═════ SOURCE PASSAGE
(College Park, MD) A new study released today by the Center for Equal Opportunity (CEO) documents evidence of discrimination based on race and ethnicity in admissions at the University of Maryland at College Park. African Americans and, to a lesser extent, Latinos are admitted with significantly lower undergraduate grade-point averages and SAT scores in the fall freshmen class of 2021 than whites and, again to a lesser extent, Asians. The study suggests the University will have to make substantive changes to its admissions procedures if it is to comply with the Supreme Court rulings in SFFA v. Harvard and SFFA v. University of North Carolina, which forbid schools from using race or ethnicity as a factor in admission.
CEO chairman Linda Chavez noted that the study shows UMD continues to use race and ethnicity to boost enrollment of black and Hispanic students, even though the gap between median white and black students’ test scores had narrowed somewhat over the last two decades, as had the gap between white and Hispanic students’ scores.
“It is encouraging to see that both black and Hispanic admittees are preforming at higher rates on standardized tests than their predecessors in previous years,” Chavez said, “but they still underperform both white and Asian students. The lowest performing quartile of Asian students admitted had higher ACT scores than the top performing quartile of African American students, and the median scoring Asian students did as well as the top performing quartile of white students.”
══════════
═════ DATASET EXTRACT
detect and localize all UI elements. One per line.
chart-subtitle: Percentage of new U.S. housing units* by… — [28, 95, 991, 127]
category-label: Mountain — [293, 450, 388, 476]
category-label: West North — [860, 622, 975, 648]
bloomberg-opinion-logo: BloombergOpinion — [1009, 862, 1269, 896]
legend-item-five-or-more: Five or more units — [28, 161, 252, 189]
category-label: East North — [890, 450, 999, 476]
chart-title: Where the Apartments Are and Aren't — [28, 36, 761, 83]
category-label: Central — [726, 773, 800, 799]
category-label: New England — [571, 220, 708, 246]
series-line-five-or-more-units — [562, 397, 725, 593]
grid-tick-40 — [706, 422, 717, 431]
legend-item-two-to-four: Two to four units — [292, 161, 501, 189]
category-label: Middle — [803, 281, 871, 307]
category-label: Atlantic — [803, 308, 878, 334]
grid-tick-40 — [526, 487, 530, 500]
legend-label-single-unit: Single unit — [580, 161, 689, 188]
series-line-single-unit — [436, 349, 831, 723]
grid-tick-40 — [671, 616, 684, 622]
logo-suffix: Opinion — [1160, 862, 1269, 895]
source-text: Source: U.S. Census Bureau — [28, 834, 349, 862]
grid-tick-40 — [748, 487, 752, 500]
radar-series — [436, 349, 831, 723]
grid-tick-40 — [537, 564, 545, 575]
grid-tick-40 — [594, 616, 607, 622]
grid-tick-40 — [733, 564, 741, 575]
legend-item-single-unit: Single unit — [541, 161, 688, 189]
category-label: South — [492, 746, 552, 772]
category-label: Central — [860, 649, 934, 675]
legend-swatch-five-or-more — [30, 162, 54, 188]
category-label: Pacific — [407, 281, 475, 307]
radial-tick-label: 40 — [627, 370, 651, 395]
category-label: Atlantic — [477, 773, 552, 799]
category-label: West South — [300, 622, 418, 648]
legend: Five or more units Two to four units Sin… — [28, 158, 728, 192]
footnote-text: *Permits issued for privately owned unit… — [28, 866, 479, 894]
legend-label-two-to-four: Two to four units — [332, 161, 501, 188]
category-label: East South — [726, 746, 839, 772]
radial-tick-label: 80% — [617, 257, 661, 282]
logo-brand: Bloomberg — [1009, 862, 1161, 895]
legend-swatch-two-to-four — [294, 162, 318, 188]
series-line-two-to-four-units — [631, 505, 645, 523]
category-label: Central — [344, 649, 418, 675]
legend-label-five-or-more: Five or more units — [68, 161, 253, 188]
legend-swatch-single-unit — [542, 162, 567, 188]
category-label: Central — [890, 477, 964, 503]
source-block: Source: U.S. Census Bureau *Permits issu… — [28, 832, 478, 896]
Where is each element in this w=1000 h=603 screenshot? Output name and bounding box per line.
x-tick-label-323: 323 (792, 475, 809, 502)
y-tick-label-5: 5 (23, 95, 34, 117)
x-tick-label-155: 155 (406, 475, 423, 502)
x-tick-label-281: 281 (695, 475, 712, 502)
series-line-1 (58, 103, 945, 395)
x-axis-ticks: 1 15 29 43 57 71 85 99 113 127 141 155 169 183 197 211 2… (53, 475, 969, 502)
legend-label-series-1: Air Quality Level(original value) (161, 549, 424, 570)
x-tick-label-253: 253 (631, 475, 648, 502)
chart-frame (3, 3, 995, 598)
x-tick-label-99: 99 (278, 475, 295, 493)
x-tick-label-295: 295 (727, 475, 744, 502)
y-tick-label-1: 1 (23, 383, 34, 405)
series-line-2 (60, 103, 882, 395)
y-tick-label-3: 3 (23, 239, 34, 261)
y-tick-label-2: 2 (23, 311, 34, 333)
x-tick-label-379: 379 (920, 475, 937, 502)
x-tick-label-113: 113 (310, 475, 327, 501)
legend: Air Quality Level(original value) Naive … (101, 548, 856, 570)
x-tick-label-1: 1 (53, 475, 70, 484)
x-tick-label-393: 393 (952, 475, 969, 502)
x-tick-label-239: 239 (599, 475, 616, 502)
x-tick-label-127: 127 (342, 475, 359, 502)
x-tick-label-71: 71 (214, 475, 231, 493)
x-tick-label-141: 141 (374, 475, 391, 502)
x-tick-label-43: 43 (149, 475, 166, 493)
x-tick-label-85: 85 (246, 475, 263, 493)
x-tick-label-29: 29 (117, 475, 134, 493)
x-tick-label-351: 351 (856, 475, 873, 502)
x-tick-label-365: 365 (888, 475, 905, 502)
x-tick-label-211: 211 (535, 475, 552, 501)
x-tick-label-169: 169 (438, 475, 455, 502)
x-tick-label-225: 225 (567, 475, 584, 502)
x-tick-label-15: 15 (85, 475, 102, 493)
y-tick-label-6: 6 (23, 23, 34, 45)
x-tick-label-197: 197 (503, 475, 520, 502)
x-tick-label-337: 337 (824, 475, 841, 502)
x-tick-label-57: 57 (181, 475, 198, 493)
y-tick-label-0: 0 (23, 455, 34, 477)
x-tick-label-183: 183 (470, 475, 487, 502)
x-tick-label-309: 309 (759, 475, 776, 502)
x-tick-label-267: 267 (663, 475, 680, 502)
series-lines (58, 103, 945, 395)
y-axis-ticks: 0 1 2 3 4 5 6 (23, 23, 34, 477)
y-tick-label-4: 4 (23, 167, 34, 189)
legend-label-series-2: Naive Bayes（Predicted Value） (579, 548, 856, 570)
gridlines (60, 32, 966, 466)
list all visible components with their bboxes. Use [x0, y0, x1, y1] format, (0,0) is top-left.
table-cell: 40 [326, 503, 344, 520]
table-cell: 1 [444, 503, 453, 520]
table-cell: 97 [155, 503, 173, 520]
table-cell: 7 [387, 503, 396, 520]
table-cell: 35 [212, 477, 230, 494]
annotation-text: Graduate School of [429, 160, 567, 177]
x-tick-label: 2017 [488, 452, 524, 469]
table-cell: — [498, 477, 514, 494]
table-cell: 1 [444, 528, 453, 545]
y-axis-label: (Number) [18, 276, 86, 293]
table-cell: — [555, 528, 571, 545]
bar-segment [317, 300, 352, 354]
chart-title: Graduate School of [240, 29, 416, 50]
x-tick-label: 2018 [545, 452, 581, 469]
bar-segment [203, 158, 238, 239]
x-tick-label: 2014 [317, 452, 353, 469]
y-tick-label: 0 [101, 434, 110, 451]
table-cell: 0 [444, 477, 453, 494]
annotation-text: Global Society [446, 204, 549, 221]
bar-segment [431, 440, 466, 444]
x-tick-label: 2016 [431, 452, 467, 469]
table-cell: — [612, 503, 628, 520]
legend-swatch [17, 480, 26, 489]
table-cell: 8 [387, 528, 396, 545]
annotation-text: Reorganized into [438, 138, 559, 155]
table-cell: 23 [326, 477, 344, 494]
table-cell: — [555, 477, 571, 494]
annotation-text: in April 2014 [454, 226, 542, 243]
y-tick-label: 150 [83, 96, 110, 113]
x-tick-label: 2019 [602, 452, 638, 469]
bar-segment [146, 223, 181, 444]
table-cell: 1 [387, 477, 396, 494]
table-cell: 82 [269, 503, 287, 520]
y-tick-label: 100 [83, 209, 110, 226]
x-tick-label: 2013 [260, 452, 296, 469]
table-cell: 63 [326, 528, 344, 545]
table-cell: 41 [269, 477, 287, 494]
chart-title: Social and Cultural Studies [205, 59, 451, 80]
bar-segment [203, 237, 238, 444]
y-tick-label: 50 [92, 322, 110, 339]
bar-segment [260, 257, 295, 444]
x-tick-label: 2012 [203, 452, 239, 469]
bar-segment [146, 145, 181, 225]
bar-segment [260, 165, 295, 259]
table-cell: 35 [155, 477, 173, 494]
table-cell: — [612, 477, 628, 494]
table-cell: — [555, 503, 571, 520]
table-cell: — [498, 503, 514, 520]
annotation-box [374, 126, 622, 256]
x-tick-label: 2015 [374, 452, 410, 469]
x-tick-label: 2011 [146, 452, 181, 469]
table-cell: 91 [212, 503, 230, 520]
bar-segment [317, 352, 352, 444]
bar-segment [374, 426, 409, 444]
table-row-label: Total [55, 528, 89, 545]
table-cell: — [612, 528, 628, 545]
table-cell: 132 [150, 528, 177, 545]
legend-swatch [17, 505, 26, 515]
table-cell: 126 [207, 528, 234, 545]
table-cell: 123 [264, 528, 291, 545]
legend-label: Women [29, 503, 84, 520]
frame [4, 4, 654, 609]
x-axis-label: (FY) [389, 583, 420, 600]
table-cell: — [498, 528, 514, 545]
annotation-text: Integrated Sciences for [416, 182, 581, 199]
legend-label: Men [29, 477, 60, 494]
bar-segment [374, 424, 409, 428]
══════════
* **WHAT TO WORK ON**:
a) Please quote the press release on admissions at the University of Maryland from "(College Park, MD)" to "factor in admission.".
b) Which racial or ethnic groups of students does the press release on admissions at the University of Maryland name?
c) According to the press release on admissions at the University of Maryland, who is the chairman of the Center for Equal Opportunity?

* **SET OF ANSWERS**:
a)
(College Park, MD) A new study released today by the Center for Equal Opportunity (CEO) documents evidence of discrimination based on race and ethnicity in admissions at the University of Maryland at College Park. African Americans and, to a lesser extent, Latinos are admitted with significantly lower undergraduate grade-point averages and SAT scores in the fall freshmen class of 2021 than whites and, again to a lesser extent, Asians. The study suggests the University will have to make substantive changes to its admissions procedures if it is to comply with the Supreme Court rulings in SFFA v. Harvard and SFFA v. University of North Carolina, which forbid schools from using race or ethnicity as a factor in admission.

b) African Americans (black students), Latinos (Hispanic students), whites, Asians

c) Linda Chavez